WHAT YOU ARE ASKED TO DO
Copy out the listing that follows, exact in every word, and skip the images.
## Begin
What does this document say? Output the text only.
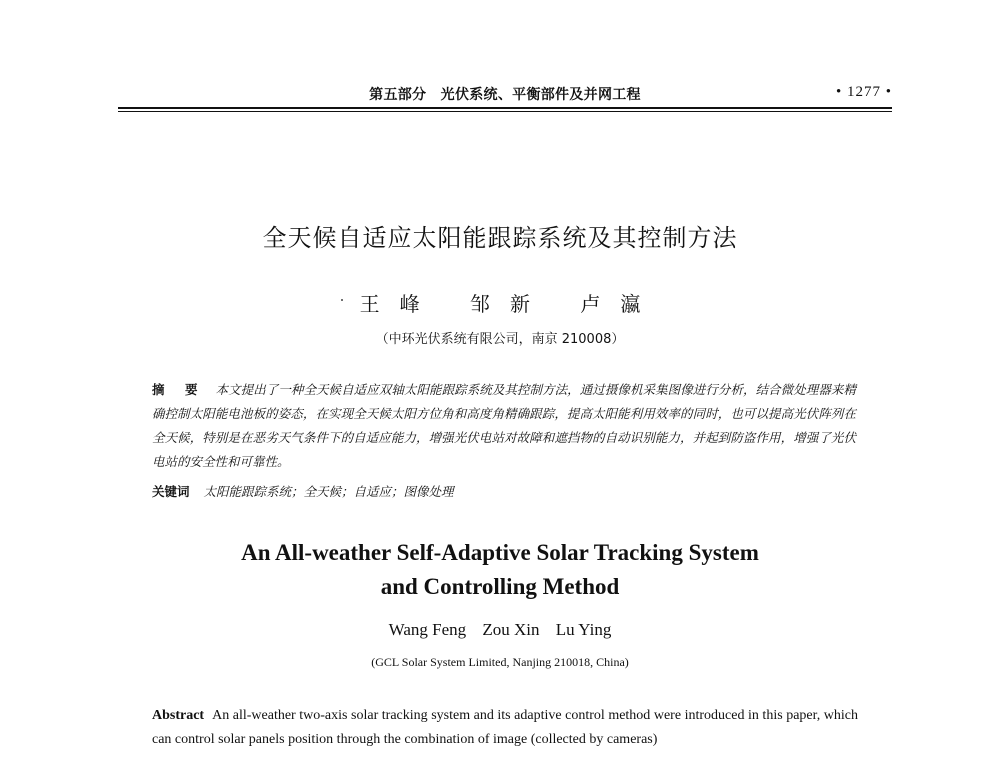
第五部分　光伏系统、平衡部件及并网工程	• 1277 •
全天候自适应太阳能跟踪系统及其控制方法
王　峰	邹　新	卢　瀛
（中环光伏系统有限公司，南京 210008）
摘 要 本文提出了一种全天候自适应双轴太阳能跟踪系统及其控制方法，通过摄像机采集图像进行分析，结合微处理器来精确控制太阳能电池板的姿态，在实现全天候太阳方位角和高度角精确跟踪，提高太阳能利用效率的同时，也可以提高光伏阵列在全天候，特别是在恶劣天气条件下的自适应能力，增强光伏电站对故障和遮挡物的自动识别能力，并起到防盗作用，增强了光伏电站的安全性和可靠性。
关键词 太阳能跟踪系统；全天候；自适应；图像处理
An All-weather Self-Adaptive Solar Tracking System
and Controlling Method
Wang Feng Zou Xin Lu Ying
(GCL Solar System Limited, Nanjing 210018, China)
Abstract An all-weather two-axis solar tracking system and its adaptive control method were introduced in this paper, which can control solar panels position through the combination of image (collected by cameras)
## End
THE ANSWER
What does this document say? Output the text only.
第五部分　光伏系统、平衡部件及并网工程	• 1277 •
全天候自适应太阳能跟踪系统及其控制方法
王　峰	邹　新	卢　瀛
（中环光伏系统有限公司，南京 210008）
摘 要 本文提出了一种全天候自适应双轴太阳能跟踪系统及其控制方法，通过摄像机采集图像进行分析，结合微处理器来精确控制太阳能电池板的姿态，在实现全天候太阳方位角和高度角精确跟踪，提高太阳能利用效率的同时，也可以提高光伏阵列在全天候，特别是在恶劣天气条件下的自适应能力，增强光伏电站对故障和遮挡物的自动识别能力，并起到防盗作用，增强了光伏电站的安全性和可靠性。
关键词 太阳能跟踪系统；全天候；自适应；图像处理
An All-weather Self-Adaptive Solar Tracking System
and Controlling Method
Wang Feng Zou Xin Lu Ying
(GCL Solar System Limited, Nanjing 210018, China)
Abstract An all-weather two-axis solar tracking system and its adaptive control method were introduced in this paper, which can control solar panels position through the combination of image (collected by cameras)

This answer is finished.